## Requirements
Copy out the listing exactly.

--- Start ---

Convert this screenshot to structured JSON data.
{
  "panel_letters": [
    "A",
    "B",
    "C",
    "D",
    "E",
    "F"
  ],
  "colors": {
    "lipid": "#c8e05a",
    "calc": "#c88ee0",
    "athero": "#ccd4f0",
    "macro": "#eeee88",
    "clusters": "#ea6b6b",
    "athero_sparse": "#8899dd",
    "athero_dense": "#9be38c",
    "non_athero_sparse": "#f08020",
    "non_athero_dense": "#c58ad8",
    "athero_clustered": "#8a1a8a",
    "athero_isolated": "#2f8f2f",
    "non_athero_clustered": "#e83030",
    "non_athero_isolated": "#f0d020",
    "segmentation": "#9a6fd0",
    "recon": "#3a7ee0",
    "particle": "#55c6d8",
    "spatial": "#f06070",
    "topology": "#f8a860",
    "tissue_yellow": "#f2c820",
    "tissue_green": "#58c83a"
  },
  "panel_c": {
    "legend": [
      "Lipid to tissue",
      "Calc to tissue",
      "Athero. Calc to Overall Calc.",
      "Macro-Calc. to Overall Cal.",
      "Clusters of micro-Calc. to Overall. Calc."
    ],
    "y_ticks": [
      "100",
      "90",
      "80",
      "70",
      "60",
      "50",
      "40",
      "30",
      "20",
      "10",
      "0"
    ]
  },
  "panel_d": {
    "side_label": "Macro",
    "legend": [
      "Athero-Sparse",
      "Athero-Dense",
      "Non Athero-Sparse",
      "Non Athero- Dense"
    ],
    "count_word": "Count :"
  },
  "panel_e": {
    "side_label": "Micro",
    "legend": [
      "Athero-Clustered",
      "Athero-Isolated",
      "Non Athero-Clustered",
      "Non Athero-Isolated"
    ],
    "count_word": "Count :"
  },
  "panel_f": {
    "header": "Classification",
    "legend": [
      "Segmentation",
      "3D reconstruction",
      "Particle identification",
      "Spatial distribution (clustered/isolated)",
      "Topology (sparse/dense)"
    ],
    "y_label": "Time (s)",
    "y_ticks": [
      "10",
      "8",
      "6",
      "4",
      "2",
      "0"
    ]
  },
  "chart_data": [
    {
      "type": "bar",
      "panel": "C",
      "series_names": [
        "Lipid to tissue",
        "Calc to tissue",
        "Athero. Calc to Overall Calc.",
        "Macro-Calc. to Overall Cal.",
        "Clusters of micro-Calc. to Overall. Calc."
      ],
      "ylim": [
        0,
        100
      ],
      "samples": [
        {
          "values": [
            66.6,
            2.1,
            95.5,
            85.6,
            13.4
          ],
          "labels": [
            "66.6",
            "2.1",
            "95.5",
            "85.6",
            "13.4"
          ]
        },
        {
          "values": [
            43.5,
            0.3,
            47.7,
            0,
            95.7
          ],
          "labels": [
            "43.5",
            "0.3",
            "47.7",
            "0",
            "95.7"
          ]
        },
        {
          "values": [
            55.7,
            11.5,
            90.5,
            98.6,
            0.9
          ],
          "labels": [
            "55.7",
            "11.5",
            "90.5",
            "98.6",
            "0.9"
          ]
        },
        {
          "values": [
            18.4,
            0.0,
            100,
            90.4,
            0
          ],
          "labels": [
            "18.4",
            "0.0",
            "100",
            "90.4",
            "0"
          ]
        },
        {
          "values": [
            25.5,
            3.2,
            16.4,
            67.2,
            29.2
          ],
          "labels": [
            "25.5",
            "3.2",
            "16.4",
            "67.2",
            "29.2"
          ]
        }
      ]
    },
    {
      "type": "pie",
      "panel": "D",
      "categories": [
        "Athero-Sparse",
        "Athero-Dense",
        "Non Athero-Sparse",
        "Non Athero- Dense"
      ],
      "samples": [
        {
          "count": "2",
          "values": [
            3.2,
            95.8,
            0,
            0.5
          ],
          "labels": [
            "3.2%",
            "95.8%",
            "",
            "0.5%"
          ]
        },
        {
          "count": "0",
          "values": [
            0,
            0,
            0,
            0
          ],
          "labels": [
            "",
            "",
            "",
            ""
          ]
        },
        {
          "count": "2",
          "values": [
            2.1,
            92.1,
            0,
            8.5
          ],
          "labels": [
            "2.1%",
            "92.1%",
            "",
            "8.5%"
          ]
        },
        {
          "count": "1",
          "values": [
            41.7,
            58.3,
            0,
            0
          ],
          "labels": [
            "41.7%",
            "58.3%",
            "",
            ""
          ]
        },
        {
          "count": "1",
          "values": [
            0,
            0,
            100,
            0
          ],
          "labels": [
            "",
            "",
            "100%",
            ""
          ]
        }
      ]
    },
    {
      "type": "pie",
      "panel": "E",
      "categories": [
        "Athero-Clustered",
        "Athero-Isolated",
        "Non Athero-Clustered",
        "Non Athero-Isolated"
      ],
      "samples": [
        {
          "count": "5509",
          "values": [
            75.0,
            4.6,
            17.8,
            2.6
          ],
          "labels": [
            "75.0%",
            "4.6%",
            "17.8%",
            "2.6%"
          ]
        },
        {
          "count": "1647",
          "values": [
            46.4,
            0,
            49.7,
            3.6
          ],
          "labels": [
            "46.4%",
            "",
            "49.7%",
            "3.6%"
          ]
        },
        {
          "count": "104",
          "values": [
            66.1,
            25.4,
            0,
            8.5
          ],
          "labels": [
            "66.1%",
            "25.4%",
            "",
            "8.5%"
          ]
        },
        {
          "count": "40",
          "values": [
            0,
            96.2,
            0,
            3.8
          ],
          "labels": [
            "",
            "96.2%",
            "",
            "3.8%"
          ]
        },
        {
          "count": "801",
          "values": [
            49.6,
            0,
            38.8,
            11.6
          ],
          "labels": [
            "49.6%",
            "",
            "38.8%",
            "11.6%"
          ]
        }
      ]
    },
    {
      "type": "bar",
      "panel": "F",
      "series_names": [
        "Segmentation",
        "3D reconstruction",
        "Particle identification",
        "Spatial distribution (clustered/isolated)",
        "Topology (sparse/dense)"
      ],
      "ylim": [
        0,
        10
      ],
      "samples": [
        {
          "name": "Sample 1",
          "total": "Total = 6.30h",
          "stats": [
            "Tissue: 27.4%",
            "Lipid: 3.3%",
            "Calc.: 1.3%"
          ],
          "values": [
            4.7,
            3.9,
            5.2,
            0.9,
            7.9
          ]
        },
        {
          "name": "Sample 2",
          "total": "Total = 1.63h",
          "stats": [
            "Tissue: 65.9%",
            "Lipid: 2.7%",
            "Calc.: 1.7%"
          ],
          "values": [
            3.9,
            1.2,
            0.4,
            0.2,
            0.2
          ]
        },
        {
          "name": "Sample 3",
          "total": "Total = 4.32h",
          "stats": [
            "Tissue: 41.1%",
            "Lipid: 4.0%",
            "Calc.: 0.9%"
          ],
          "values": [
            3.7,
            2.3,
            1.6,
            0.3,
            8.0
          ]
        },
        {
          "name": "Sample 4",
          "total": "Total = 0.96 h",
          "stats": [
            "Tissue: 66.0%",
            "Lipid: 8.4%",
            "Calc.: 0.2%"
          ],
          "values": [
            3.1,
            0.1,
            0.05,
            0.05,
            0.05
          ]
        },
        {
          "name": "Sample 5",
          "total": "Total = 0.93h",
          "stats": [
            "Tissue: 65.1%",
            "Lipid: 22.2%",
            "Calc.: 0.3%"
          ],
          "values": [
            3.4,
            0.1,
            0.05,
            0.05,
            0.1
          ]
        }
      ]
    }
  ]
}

--- End ---

## Result
Convert this screenshot to structured JSON data.
{
  "panel_letters": [
    "A",
    "B",
    "C",
    "D",
    "E",
    "F"
  ],
  "colors": {
    "lipid": "#c8e05a",
    "calc": "#c88ee0",
    "athero": "#ccd4f0",
    "macro": "#eeee88",
    "clusters": "#ea6b6b",
    "athero_sparse": "#8899dd",
    "athero_dense": "#9be38c",
    "non_athero_sparse": "#f08020",
    "non_athero_dense": "#c58ad8",
    "athero_clustered": "#8a1a8a",
    "athero_isolated": "#2f8f2f",
    "non_athero_clustered": "#e83030",
    "non_athero_isolated": "#f0d020",
    "segmentation": "#9a6fd0",
    "recon": "#3a7ee0",
    "particle": "#55c6d8",
    "spatial": "#f06070",
    "topology": "#f8a860",
    "tissue_yellow": "#f2c820",
    "tissue_green": "#58c83a"
  },
  "panel_c": {
    "legend": [
      "Lipid to tissue",
      "Calc to tissue",
      "Athero. Calc to Overall Calc.",
      "Macro-Calc. to Overall Cal.",
      "Clusters of micro-Calc. to Overall. Calc."
    ],
    "y_ticks": [
      "100",
      "90",
      "80",
      "70",
      "60",
      "50",
      "40",
      "30",
      "20",
      "10",
      "0"
    ]
  },
  "panel_d": {
    "side_label": "Macro",
    "legend": [
      "Athero-Sparse",
      "Athero-Dense",
      "Non Athero-Sparse",
      "Non Athero- Dense"
    ],
    "count_word": "Count :"
  },
  "panel_e": {
    "side_label": "Micro",
    "legend": [
      "Athero-Clustered",
      "Athero-Isolated",
      "Non Athero-Clustered",
      "Non Athero-Isolated"
    ],
    "count_word": "Count :"
  },
  "panel_f": {
    "header": "Classification",
    "legend": [
      "Segmentation",
      "3D reconstruction",
      "Particle identification",
      "Spatial distribution (clustered/isolated)",
      "Topology (sparse/dense)"
    ],
    "y_label": "Time (s)",
    "y_ticks": [
      "10",
      "8",
      "6",
      "4",
      "2",
      "0"
    ]
  },
  "chart_data": [
    {
      "type": "bar",
      "panel": "C",
      "series_names": [
        "Lipid to tissue",
        "Calc to tissue",
        "Athero. Calc to Overall Calc.",
        "Macro-Calc. to Overall Cal.",
        "Clusters of micro-Calc. to Overall. Calc."
      ],
      "ylim": [
        0,
        100
      ],
      "samples": [
        {
          "values": [
            66.6,
            2.1,
            95.5,
            85.6,
            13.4
          ],
          "labels": [
            "66.6",
            "2.1",
            "95.5",
            "85.6",
            "13.4"
          ]
        },
        {
          "values": [
            43.5,
            0.3,
            47.7,
            0,
            95.7
          ],
          "labels": [
            "43.5",
            "0.3",
            "47.7",
            "0",
            "95.7"
          ]
        },
        {
          "values": [
            55.7,
            11.5,
            90.5,
            98.6,
            0.9
          ],
          "labels": [
            "55.7",
            "11.5",
            "90.5",
            "98.6",
            "0.9"
          ]
        },
        {
          "values": [
            18.4,
            0.0,
            100,
            90.4,
            0
          ],
          "labels": [
            "18.4",
            "0.0",
            "100",
            "90.4",
            "0"
          ]
        },
        {
          "values": [
            25.5,
            3.2,
            16.4,
            67.2,
            29.2
          ],
          "labels": [
            "25.5",
            "3.2",
            "16.4",
            "67.2",
            "29.2"
          ]
        }
      ]
    },
    {
      "type": "pie",
      "panel": "D",
      "categories": [
        "Athero-Sparse",
        "Athero-Dense",
        "Non Athero-Sparse",
        "Non Athero- Dense"
      ],
      "samples": [
        {
          "count": "2",
          "values": [
            3.2,
            95.8,
            0,
            0.5
          ],
          "labels": [
            "3.2%",
            "95.8%",
            "",
            "0.5%"
          ]
        },
        {
          "count": "0",
          "values": [
            0,
            0,
            0,
            0
          ],
          "labels": [
            "",
            "",
            "",
            ""
          ]
        },
        {
          "count": "2",
          "values": [
            2.1,
            92.1,
            0,
            8.5
          ],
          "labels": [
            "2.1%",
            "92.1%",
            "",
            "8.5%"
          ]
        },
        {
          "count": "1",
          "values": [
            41.7,
            58.3,
            0,
            0
          ],
          "labels": [
            "41.7%",
            "58.3%",
            "",
            ""
          ]
        },
        {
          "count": "1",
          "values": [
            0,
            0,
            100,
            0
          ],
          "labels": [
            "",
            "",
            "100%",
            ""
          ]
        }
      ]
    },
    {
      "type": "pie",
      "panel": "E",
      "categories": [
        "Athero-Clustered",
        "Athero-Isolated",
        "Non Athero-Clustered",
        "Non Athero-Isolated"
      ],
      "samples": [
        {
          "count": "5509",
          "values": [
            75.0,
            4.6,
            17.8,
            2.6
          ],
          "labels": [
            "75.0%",
            "4.6%",
            "17.8%",
            "2.6%"
          ]
        },
        {
          "count": "1647",
          "values": [
            46.4,
            0,
            49.7,
            3.6
          ],
          "labels": [
            "46.4%",
            "",
            "49.7%",
            "3.6%"
          ]
        },
        {
          "count": "104",
          "values": [
            66.1,
            25.4,
            0,
            8.5
          ],
          "labels": [
            "66.1%",
            "25.4%",
            "",
            "8.5%"
          ]
        },
        {
          "count": "40",
          "values": [
            0,
            96.2,
            0,
            3.8
          ],
          "labels": [
            "",
            "96.2%",
            "",
            "3.8%"
          ]
        },
        {
          "count": "801",
          "values": [
            49.6,
            0,
            38.8,
            11.6
          ],
          "labels": [
            "49.6%",
            "",
            "38.8%",
            "11.6%"
          ]
        }
      ]
    },
    {
      "type": "bar",
      "panel": "F",
      "series_names": [
        "Segmentation",
        "3D reconstruction",
        "Particle identification",
        "Spatial distribution (clustered/isolated)",
        "Topology (sparse/dense)"
      ],
      "ylim": [
        0,
        10
      ],
      "samples": [
        {
          "name": "Sample 1",
          "total": "Total = 6.30h",
          "stats": [
            "Tissue: 27.4%",
            "Lipid: 3.3%",
            "Calc.: 1.3%"
          ],
          "values": [
            4.7,
            3.9,
            5.2,
            0.9,
            7.9
          ]
        },
        {
          "name": "Sample 2",
          "total": "Total = 1.63h",
          "stats": [
            "Tissue: 65.9%",
            "Lipid: 2.7%",
            "Calc.: 1.7%"
          ],
          "values": [
            3.9,
            1.2,
            0.4,
            0.2,
            0.2
          ]
        },
        {
          "name": "Sample 3",
          "total": "Total = 4.32h",
          "stats": [
            "Tissue: 41.1%",
            "Lipid: 4.0%",
            "Calc.: 0.9%"
          ],
          "values": [
            3.7,
            2.3,
            1.6,
            0.3,
            8.0
          ]
        },
        {
          "name": "Sample 4",
          "total": "Total = 0.96 h",
          "stats": [
            "Tissue: 66.0%",
            "Lipid: 8.4%",
            "Calc.: 0.2%"
          ],
          "values": [
            3.1,
            0.1,
            0.05,
            0.05,
            0.05
          ]
        },
        {
          "name": "Sample 5",
          "total": "Total = 0.93h",
          "stats": [
            "Tissue: 65.1%",
            "Lipid: 22.2%",
            "Calc.: 0.3%"
          ],
          "values": [
            3.4,
            0.1,
            0.05,
            0.05,
            0.1
          ]
        }
      ]
    }
  ]
}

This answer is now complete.